Stored data ->
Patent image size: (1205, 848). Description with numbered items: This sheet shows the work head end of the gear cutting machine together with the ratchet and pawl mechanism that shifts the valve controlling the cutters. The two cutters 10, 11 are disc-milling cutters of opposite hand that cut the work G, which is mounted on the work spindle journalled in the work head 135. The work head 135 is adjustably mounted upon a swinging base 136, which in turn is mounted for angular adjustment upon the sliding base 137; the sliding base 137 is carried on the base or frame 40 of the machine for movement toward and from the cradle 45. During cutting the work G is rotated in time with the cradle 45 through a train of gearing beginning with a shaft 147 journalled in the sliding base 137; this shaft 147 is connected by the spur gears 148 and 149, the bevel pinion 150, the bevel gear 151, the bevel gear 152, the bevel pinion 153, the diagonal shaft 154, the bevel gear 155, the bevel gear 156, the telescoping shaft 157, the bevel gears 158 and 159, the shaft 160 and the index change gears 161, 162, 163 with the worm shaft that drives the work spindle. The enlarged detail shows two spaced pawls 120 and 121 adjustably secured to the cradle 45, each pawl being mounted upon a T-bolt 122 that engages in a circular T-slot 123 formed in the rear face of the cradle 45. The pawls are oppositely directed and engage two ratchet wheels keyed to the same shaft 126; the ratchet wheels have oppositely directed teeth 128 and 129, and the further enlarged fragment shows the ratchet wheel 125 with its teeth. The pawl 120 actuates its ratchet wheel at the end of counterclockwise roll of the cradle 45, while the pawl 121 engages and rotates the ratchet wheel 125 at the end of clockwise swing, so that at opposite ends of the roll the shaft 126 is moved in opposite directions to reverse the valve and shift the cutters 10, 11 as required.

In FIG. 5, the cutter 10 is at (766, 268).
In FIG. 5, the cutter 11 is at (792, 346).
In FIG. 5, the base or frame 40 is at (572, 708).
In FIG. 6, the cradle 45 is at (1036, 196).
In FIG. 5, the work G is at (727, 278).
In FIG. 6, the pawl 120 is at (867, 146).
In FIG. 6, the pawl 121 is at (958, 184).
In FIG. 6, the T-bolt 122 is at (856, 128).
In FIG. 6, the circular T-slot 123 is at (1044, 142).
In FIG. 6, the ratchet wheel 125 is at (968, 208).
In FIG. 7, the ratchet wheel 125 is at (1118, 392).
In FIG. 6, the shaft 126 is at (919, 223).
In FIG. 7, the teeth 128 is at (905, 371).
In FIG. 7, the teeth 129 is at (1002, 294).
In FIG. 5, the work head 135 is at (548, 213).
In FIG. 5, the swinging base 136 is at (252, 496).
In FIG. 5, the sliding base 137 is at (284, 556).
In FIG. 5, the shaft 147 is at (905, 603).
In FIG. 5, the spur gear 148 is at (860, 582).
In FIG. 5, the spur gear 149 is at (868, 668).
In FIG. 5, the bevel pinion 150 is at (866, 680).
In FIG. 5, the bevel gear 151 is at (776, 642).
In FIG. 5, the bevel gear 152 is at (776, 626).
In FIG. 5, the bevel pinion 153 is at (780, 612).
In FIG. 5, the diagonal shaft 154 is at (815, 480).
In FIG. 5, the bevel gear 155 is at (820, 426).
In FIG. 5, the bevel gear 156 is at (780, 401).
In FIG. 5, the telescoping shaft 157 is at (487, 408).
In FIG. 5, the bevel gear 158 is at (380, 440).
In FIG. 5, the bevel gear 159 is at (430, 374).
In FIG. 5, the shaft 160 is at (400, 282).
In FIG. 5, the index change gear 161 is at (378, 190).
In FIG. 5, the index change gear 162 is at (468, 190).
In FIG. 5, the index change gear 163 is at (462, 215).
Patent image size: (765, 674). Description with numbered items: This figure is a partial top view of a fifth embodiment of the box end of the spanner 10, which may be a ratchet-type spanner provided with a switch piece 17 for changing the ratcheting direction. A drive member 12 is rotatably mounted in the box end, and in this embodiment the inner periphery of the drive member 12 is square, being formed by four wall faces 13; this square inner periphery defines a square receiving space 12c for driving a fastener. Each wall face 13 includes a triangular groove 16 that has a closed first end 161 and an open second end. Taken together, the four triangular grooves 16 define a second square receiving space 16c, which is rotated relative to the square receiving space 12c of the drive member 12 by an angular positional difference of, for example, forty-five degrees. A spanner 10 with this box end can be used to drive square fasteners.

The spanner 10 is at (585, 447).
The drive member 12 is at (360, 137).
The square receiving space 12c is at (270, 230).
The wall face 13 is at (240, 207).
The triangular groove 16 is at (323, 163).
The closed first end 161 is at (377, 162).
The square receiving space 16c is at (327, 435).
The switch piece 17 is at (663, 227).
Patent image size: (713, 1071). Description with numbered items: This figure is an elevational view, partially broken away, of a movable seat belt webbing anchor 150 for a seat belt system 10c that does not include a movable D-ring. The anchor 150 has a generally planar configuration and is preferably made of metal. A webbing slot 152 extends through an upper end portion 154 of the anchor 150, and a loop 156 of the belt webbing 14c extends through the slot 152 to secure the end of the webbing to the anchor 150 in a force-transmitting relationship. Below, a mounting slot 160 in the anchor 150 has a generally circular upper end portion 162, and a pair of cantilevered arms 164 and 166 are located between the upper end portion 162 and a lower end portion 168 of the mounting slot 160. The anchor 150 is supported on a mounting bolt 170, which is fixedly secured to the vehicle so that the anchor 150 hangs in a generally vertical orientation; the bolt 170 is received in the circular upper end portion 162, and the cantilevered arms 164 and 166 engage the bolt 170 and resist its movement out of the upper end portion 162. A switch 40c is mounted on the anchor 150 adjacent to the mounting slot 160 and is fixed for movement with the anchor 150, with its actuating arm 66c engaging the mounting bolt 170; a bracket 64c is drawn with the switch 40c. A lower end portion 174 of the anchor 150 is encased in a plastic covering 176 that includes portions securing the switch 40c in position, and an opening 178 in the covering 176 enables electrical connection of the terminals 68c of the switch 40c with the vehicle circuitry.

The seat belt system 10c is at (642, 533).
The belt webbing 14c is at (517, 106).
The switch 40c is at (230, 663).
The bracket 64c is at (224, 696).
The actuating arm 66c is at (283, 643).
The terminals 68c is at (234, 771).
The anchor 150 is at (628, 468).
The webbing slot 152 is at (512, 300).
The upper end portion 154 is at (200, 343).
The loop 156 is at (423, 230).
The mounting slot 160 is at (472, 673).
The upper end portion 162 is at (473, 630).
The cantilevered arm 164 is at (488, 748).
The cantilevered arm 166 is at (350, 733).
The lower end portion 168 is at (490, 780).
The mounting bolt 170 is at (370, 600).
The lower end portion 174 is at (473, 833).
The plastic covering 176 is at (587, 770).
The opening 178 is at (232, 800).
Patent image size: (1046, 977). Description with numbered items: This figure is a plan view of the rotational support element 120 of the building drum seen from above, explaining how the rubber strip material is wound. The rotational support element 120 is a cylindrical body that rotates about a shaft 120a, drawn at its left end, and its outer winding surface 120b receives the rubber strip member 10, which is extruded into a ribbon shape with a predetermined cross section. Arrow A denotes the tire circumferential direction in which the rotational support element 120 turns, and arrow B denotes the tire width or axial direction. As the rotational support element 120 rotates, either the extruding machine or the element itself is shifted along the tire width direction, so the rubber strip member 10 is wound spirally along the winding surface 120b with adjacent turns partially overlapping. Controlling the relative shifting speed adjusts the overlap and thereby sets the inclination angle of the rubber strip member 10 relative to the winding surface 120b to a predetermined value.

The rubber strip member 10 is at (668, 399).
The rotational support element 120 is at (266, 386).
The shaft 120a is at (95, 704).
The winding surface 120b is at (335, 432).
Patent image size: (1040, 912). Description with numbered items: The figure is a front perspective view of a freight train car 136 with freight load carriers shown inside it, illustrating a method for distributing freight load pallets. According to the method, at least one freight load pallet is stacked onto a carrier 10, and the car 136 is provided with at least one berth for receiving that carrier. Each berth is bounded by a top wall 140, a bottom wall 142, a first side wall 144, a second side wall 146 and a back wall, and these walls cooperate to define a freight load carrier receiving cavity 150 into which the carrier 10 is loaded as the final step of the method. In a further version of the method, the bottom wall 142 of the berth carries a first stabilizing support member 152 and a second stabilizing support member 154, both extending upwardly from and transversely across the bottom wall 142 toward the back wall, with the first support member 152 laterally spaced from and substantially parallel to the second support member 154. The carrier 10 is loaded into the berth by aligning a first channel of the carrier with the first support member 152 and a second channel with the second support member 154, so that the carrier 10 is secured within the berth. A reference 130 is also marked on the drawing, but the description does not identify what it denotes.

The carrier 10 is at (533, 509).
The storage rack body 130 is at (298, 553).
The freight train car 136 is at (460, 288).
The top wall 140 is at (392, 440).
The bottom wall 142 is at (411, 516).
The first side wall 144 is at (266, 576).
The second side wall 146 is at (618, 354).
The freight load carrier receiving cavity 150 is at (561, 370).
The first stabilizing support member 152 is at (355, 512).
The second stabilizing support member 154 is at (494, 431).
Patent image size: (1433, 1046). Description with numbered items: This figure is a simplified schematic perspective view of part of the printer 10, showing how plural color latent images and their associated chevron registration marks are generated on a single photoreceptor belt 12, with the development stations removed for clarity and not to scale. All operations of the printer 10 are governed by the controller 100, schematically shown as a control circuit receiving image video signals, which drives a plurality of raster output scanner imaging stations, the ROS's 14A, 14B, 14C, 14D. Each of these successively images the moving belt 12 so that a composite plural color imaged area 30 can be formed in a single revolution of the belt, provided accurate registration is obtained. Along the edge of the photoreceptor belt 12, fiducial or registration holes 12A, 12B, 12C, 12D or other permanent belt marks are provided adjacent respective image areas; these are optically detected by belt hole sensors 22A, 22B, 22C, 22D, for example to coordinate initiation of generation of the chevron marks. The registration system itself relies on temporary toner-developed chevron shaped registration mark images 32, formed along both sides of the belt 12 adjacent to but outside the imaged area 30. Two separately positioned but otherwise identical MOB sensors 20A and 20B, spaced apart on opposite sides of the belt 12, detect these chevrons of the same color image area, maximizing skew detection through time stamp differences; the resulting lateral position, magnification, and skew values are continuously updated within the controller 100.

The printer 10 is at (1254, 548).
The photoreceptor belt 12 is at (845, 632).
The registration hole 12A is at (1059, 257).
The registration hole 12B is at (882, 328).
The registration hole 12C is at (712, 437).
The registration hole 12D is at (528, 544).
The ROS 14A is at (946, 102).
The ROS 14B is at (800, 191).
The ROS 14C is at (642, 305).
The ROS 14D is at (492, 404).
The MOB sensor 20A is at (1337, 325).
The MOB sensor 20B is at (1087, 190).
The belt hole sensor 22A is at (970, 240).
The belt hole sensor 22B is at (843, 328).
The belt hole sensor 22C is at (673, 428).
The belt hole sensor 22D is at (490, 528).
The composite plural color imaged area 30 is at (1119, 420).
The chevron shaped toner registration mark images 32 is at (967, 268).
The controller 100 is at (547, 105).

AIM OF THE TASK ->
Starting at the line of the material that contains "Patent image size: (1046, 977)." and stopping after the line that contains "The winding surface 120b is at (335, 432).", give those lines as a JSON list of strings, one string per line, with blank lines left out.

ANSWER TO THE PROBLEM ->
[
  "Patent image size: (1046, 977). Description with numbered items: This figure is a plan view of the rotational support element 120 of the building drum seen from above, explaining how the rubber strip material is wound. The rotational support element 120 is a cylindrical body that rotates about a shaft 120a, drawn at its left end, and its outer winding surface 120b receives the rubber strip member 10, which is extruded into a ribbon shape with a predetermined cross section. Arrow A denotes the tire circumferential direction in which the rotational support element 120 turns, and arrow B denotes the tire width or axial direction. As the rotational support element 120 rotates, either the extruding machine or the element itself is shifted along the tire width direction, so the rubber strip member 10 is wound spirally along the winding surface 120b with adjacent turns partially overlapping. Controlling the relative shifting speed adjusts the overlap and thereby sets the inclination angle of the rubber strip member 10 relative to the winding surface 120b to a predetermined value.",
  "The rubber strip member 10 is at (668, 399).",
  "The rotational support element 120 is at (266, 386).",
  "The shaft 120a is at (95, 704).",
  "The winding surface 120b is at (335, 432)."
]